(Texto de origen)

= = =

Leo: la interiorización del designio divino

Leo es el segundo signo del elemento Fuego, es el He de ese elemento y representa la fase de interiorización del mundo de la espiritualidad. Si Aries es la puerta de entrada de las energías cósmicas en el hombre, Leo es el que nos permite interiorizar esas energías y saturarnos internamente de ellas. En Aries el impulso espiritual rebota en nosotros, por así decirlo, empujándonos a la acción; en Leo nos metemos las energías dentro y constituimos el terreno en el que las semillas de Aries han de enraizarse. En la fase Leo es posible que no seamos aún conscientes del designio espiritual, pero es necesario aprender que es preciso ser fiel a un ideal superior y que la obediencia es una virtud fundamental en el proceso evolutivo. En la vida mundana, será el momento de guardar la ley, la moral, las costumbres y las tradiciones, pero al mismo tiempo de ser sensible a lo que constituye una novedad.

El programa humano de Leo consiste en vivir la espiritualidad a nivel interno, intentando comprender los mecanismos y las leyes que rigen nuestro universo. Los nativos de Leo han de ser un ejemplo para los demás, a nivel moral, respetando esas leyes que nacen de la comprensión interna de ese mensaje espiritual que se plantó en Aries. En Leo la semilla es germinada en la tierra humana, es asimilada e incorporada a nuestro interior. Los Leo son los herederos de esa sabiduría; son las piedras angulares sobre las que se apoya la organización de la sociedad. Si la palabra clave de Aries era Voluntad, la palabra clave de Leo de Sabiduría-Amor, que expresa, en la vida social, como virtudes morales, y son esas virtudes las que sirven de soporte al mundo.

= = =

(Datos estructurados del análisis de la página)
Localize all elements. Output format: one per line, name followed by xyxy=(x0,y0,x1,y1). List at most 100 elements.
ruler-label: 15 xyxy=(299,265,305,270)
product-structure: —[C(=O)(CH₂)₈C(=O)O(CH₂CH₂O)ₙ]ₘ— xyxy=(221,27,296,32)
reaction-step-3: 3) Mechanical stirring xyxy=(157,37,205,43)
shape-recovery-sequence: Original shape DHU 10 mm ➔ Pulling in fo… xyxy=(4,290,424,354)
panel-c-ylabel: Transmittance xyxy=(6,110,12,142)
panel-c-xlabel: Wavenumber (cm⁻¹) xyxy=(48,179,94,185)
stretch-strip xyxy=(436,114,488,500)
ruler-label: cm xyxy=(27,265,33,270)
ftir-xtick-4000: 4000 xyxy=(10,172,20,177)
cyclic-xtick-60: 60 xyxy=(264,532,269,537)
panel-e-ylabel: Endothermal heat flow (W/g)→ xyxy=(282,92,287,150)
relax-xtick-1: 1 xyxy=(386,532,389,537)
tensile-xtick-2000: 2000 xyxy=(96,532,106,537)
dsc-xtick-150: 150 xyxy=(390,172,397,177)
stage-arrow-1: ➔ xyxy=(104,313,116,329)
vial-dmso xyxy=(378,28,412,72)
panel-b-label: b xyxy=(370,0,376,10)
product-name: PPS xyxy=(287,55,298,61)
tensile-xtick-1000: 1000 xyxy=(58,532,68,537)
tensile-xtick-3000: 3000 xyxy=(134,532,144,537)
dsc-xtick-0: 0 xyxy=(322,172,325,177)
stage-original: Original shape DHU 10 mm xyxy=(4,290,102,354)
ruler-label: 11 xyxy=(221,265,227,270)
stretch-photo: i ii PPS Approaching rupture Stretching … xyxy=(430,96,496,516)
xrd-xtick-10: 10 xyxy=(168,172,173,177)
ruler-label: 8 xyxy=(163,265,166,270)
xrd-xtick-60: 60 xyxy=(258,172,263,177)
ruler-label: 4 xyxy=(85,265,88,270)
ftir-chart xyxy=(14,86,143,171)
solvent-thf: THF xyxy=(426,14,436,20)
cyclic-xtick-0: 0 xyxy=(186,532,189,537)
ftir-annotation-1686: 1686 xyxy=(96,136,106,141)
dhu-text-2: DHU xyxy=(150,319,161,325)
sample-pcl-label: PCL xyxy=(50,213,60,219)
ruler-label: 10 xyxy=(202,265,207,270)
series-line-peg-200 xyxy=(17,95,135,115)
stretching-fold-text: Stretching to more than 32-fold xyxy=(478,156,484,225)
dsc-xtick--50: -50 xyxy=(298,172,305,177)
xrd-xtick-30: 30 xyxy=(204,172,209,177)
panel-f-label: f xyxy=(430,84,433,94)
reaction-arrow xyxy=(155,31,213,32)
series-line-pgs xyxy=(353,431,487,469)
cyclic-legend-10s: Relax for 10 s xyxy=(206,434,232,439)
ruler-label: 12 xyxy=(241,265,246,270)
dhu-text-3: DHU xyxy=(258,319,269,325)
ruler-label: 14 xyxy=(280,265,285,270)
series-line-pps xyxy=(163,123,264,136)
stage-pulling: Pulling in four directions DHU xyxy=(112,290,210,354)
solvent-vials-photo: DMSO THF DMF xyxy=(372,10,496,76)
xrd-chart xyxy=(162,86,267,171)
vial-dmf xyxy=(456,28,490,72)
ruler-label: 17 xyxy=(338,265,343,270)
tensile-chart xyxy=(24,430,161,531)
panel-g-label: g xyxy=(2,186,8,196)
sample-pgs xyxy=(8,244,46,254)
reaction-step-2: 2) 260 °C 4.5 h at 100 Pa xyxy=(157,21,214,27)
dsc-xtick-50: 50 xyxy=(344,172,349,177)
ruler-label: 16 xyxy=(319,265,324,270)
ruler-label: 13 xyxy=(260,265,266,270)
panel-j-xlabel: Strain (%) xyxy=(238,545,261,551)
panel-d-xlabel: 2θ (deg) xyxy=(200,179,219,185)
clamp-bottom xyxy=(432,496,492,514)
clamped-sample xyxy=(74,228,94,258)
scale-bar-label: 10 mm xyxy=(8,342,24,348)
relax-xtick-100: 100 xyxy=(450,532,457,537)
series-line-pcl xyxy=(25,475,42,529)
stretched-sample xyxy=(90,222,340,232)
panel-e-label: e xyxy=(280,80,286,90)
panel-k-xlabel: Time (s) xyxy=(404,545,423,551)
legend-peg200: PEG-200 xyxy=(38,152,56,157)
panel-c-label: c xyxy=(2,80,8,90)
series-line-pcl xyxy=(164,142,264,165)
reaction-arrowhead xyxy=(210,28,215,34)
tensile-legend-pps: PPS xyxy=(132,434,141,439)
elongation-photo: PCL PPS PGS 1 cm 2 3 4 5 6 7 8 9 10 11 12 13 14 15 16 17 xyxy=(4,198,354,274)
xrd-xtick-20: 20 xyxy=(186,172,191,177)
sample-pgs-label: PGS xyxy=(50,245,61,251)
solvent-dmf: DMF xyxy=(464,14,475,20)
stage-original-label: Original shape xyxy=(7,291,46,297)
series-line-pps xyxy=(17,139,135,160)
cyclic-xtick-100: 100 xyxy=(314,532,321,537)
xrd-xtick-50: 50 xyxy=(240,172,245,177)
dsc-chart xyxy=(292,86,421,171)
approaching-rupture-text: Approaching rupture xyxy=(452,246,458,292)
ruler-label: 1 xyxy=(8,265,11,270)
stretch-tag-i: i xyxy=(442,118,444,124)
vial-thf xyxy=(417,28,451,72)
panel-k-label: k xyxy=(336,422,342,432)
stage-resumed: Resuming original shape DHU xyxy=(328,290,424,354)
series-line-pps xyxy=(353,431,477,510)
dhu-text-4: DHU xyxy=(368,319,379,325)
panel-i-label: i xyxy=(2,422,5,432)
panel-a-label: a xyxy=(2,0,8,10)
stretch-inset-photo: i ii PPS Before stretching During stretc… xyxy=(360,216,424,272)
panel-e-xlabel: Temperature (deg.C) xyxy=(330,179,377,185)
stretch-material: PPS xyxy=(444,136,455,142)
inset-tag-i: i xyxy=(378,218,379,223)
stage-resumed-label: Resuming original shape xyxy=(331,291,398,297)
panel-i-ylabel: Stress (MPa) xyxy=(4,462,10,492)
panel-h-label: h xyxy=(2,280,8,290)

= = =

(Sobre el ejercicio)
Reproduzca el fragmento del texto sobre Leo desde "El programa humano" hasta "soporte al mundo.".

(Resultado del ejercicio)
El programa humano de Leo consiste en vivir la espiritualidad a nivel interno, intentando comprender los mecanismos y las leyes que rigen nuestro universo. Los nativos de Leo han de ser un ejemplo para los demás, a nivel moral, respetando esas leyes que nacen de la comprensión interna de ese mensaje espiritual que se plantó en Aries. En Leo la semilla es germinada en la tierra humana, es asimilada e incorporada a nuestro interior. Los Leo son los herederos de esa sabiduría; son las piedras angulares sobre las que se apoya la organización de la sociedad. Si la palabra clave de Aries era Voluntad, la palabra clave de Leo de Sabiduría-Amor, que expresa, en la vida social, como virtudes morales, y son esas virtudes las que sirven de soporte al mundo.